Check each line of the listing below for the string "Photoelectric", and copy the ones that have it.
----- Entries provided
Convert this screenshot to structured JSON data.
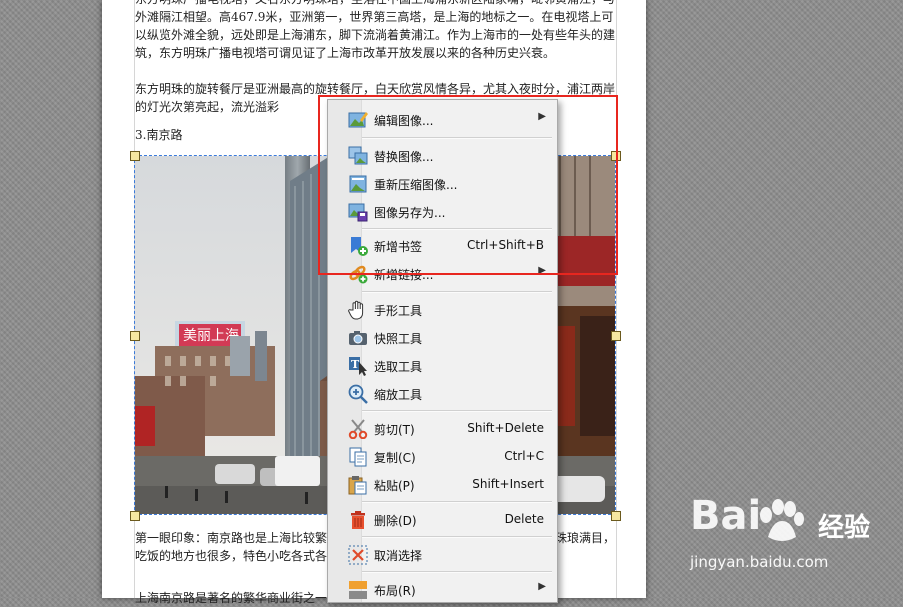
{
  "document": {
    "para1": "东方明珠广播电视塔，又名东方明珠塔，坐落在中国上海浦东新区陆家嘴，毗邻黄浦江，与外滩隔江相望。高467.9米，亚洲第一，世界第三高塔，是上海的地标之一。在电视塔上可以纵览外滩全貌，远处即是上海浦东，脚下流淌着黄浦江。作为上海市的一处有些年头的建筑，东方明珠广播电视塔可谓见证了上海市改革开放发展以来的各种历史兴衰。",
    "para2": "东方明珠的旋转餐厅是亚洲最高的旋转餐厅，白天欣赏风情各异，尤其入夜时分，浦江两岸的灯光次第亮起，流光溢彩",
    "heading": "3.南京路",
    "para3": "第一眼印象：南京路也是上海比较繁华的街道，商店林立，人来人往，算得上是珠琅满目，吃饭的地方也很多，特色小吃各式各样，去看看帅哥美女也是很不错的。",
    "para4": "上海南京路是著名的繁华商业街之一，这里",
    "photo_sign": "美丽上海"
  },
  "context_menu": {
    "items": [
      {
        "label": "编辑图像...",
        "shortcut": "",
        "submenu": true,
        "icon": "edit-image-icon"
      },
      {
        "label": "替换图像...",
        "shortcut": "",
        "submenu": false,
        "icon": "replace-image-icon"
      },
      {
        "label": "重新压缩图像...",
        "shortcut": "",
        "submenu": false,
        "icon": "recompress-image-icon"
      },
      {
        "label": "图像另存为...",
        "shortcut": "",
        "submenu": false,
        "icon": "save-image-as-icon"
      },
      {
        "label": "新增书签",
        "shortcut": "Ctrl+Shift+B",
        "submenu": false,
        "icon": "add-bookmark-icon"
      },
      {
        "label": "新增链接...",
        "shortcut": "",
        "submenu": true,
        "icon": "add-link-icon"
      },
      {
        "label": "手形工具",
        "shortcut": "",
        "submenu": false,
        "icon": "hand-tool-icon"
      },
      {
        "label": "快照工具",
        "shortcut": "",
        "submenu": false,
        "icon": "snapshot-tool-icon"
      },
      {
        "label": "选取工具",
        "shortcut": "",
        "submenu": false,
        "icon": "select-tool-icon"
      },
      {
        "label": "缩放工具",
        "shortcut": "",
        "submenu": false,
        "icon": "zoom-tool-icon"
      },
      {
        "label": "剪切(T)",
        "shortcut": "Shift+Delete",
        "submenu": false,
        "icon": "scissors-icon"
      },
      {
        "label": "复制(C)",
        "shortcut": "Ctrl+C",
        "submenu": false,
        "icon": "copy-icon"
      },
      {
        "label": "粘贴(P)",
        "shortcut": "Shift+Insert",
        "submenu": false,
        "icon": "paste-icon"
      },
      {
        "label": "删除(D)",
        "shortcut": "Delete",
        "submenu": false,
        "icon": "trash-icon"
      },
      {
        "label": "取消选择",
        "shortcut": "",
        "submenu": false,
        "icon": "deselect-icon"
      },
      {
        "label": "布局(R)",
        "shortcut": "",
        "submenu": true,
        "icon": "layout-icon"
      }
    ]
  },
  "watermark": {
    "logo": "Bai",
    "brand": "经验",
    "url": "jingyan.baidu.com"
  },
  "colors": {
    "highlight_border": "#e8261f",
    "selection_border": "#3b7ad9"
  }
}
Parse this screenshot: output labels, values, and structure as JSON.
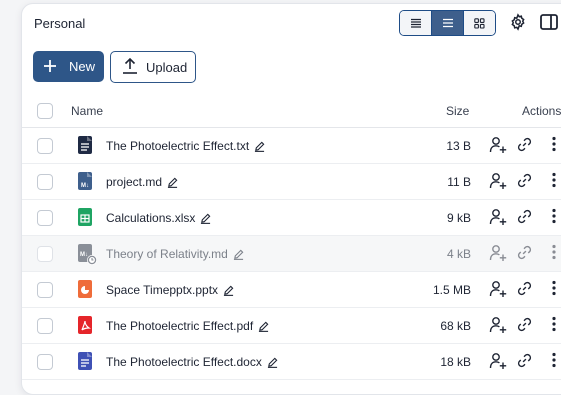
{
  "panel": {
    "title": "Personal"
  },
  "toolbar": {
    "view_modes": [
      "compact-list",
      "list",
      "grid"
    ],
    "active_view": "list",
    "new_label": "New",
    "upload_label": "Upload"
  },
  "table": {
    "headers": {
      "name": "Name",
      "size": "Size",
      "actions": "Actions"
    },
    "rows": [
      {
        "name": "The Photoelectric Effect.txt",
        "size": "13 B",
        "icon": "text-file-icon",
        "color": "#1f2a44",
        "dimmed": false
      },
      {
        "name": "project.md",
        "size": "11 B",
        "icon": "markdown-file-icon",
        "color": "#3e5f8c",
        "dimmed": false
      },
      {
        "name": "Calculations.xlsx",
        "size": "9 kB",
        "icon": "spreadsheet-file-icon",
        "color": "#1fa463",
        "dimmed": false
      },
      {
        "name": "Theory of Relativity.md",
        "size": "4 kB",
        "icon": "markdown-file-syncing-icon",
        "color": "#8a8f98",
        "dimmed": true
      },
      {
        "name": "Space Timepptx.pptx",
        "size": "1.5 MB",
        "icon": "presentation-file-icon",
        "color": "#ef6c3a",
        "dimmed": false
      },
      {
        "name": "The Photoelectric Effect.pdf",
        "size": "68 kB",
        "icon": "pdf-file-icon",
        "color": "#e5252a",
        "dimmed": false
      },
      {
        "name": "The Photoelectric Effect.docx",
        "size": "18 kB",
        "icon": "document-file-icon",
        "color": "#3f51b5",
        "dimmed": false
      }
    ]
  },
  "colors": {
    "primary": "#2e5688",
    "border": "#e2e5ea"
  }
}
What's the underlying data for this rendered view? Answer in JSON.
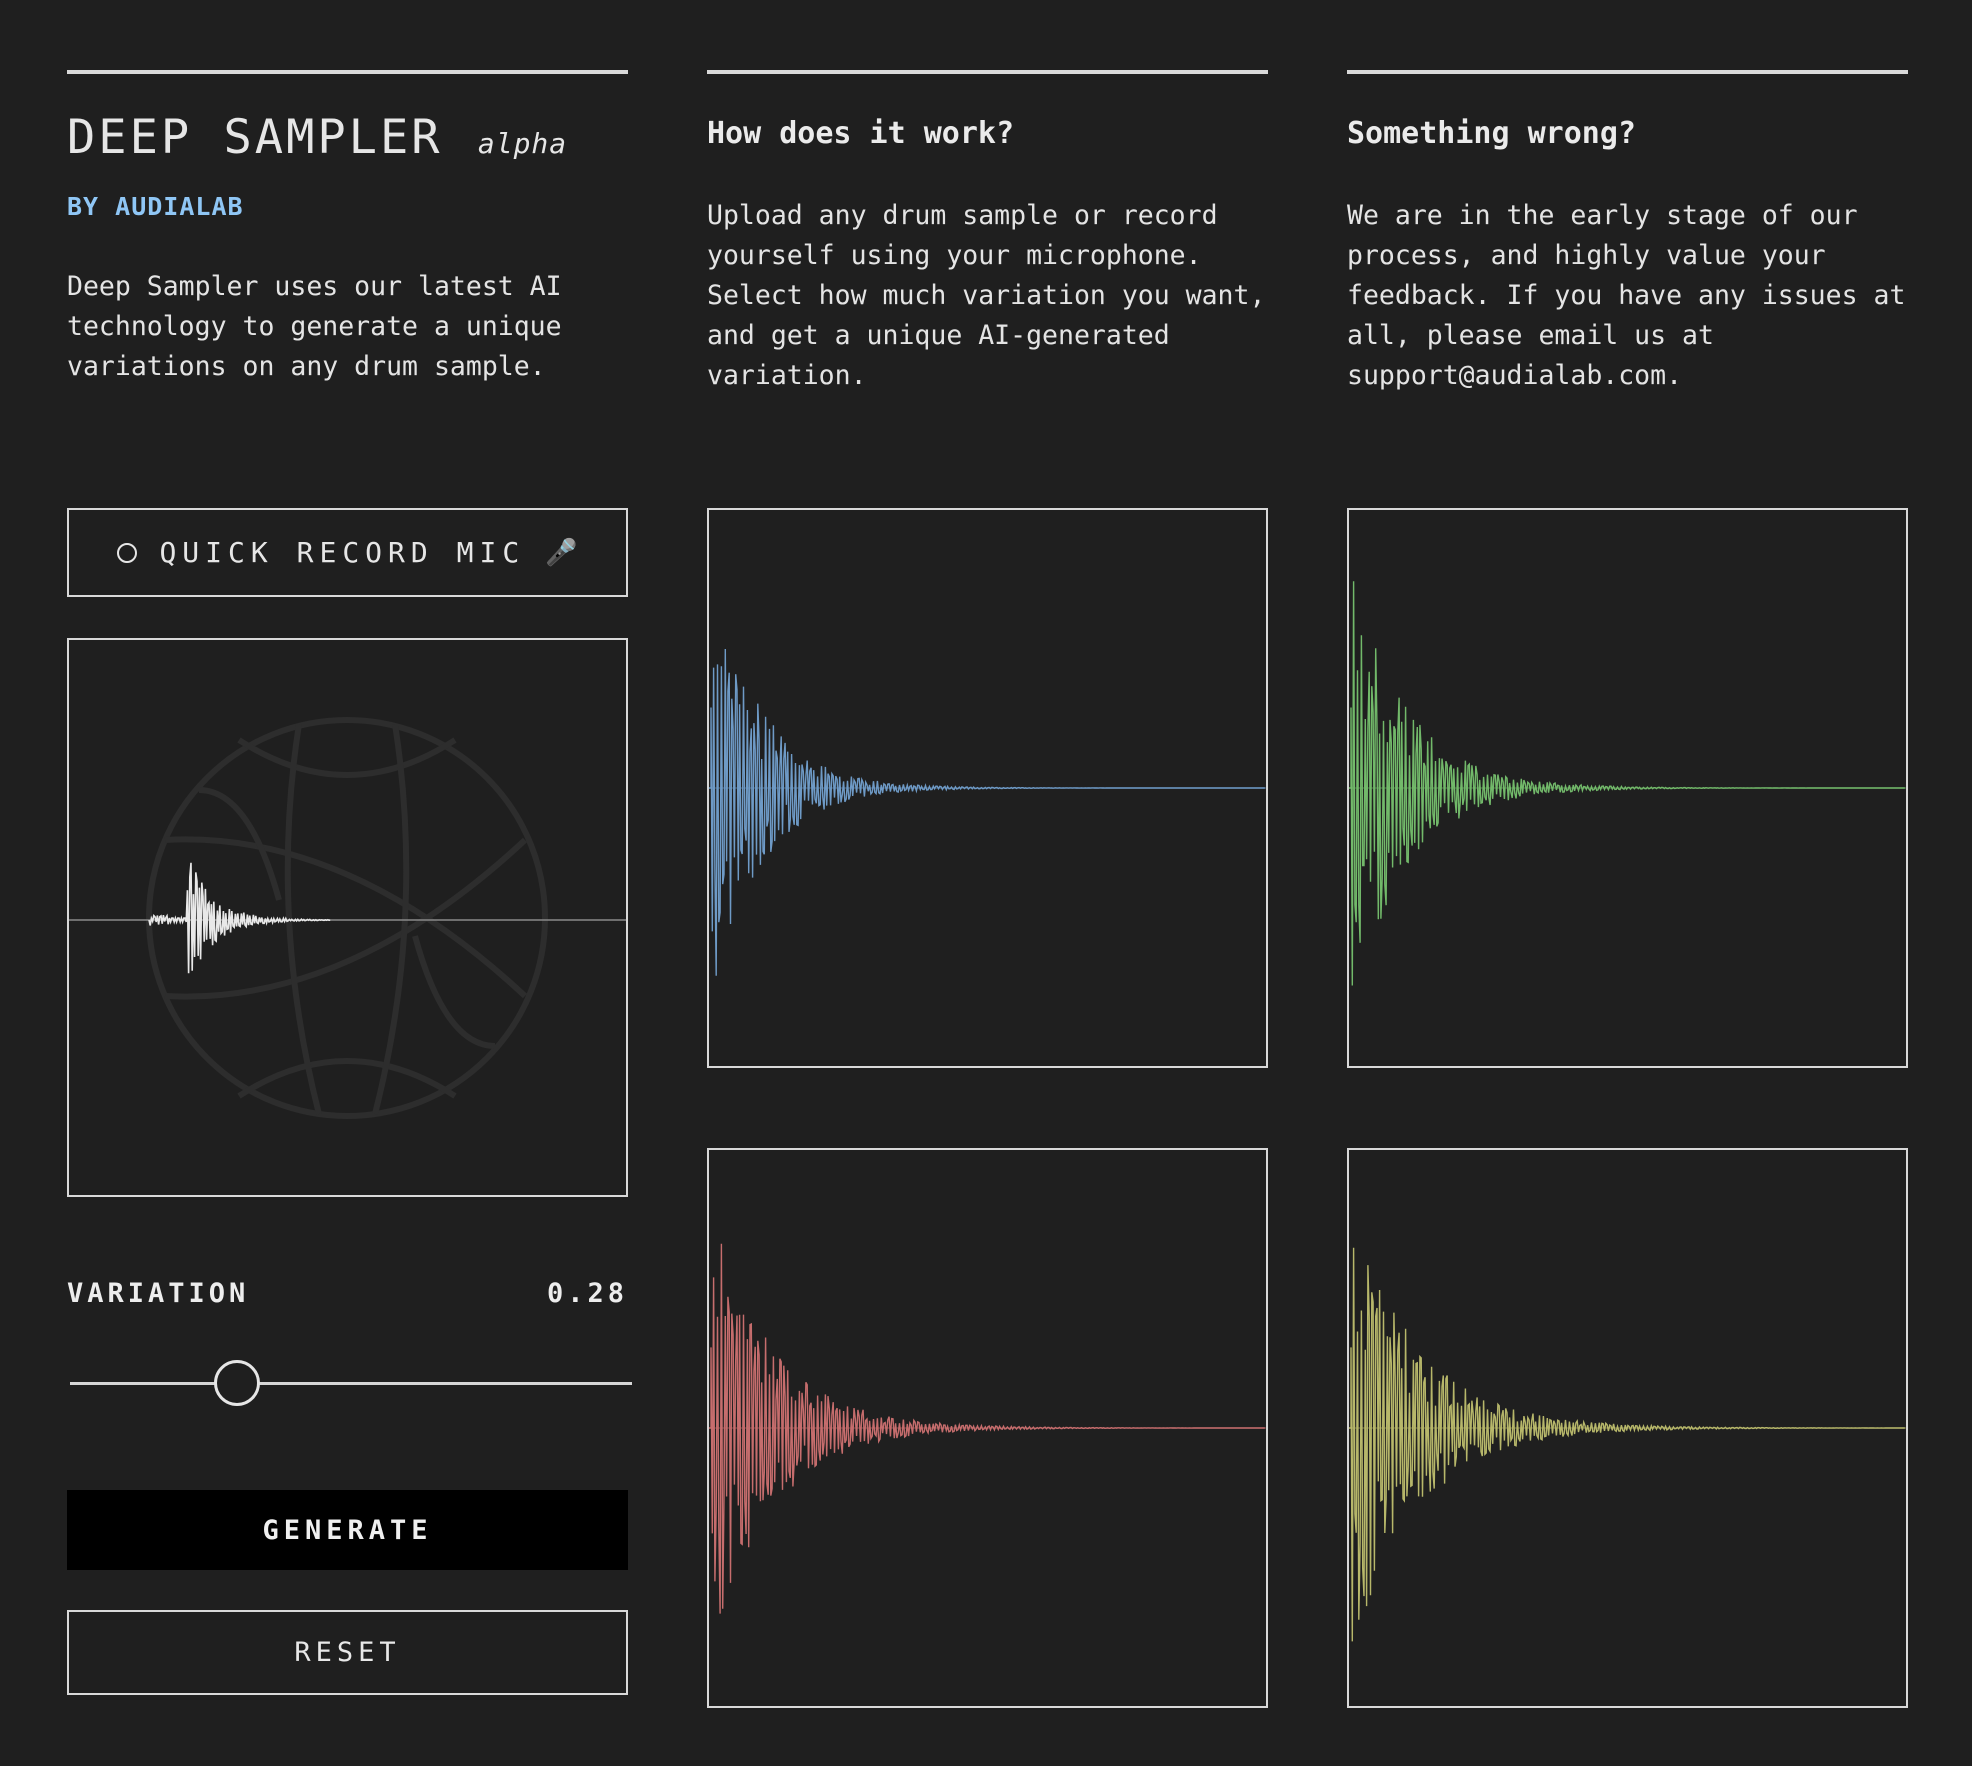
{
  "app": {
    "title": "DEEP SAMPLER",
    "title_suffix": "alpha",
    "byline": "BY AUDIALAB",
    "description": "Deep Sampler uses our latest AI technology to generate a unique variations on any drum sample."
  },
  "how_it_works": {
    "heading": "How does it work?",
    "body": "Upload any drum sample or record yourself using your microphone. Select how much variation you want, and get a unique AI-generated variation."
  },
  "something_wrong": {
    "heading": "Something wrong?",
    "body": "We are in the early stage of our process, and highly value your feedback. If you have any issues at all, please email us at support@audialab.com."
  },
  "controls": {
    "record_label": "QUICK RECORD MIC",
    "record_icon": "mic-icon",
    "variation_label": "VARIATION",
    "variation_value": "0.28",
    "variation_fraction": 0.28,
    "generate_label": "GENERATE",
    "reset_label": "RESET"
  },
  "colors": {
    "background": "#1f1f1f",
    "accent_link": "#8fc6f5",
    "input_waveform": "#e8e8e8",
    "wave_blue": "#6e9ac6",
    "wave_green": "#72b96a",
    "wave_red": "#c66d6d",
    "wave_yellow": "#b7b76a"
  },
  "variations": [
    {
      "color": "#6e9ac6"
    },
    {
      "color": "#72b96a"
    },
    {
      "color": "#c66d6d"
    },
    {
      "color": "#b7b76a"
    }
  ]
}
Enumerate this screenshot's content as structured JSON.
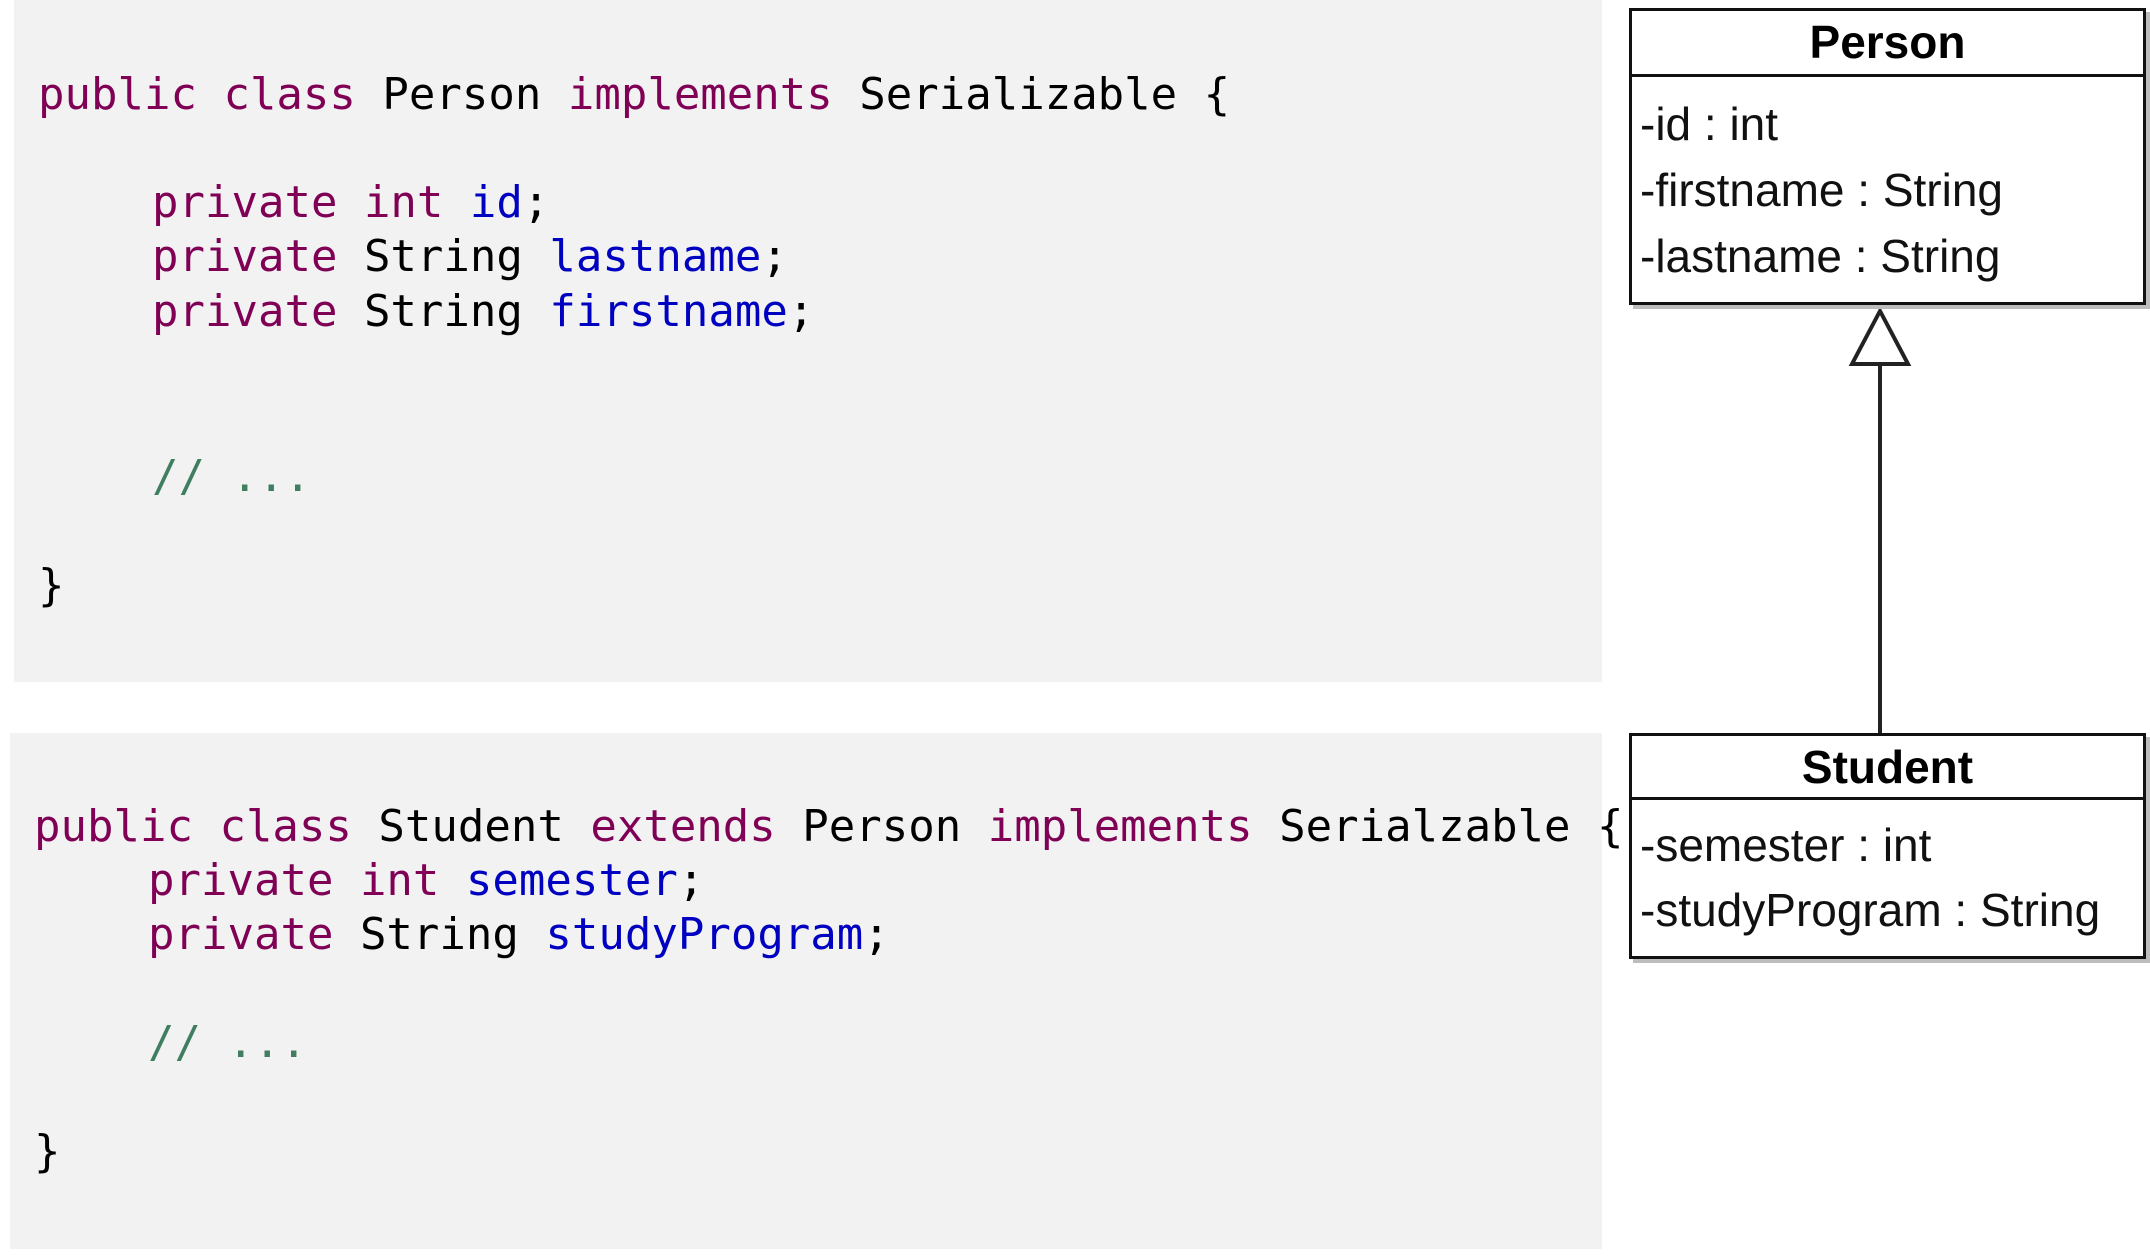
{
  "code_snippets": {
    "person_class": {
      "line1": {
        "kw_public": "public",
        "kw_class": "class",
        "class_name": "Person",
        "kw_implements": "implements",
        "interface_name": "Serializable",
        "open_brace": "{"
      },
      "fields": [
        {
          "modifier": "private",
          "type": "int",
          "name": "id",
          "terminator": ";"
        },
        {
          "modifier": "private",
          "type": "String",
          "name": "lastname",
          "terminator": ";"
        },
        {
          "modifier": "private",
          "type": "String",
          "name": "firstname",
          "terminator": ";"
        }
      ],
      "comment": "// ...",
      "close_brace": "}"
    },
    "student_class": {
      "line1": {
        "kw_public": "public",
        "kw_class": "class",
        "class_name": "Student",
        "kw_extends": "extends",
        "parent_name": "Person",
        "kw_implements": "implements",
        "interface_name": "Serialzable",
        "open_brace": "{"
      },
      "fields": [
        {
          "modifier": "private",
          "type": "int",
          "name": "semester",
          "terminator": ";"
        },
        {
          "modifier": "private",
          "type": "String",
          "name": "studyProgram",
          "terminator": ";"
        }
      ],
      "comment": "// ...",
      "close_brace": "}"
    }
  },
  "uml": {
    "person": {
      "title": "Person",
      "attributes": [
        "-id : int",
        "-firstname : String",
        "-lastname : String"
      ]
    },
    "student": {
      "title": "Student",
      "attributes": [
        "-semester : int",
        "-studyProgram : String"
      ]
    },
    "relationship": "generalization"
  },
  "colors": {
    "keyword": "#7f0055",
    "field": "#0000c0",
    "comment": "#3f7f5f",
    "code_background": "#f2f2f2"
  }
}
----------
◆ Solution to the problem ◆
        "name": "The Photoelectric Effect.txt",
        "name": "The Photoelectric Effect.pdf",
        "name": "The Photoelectric Effect.docx",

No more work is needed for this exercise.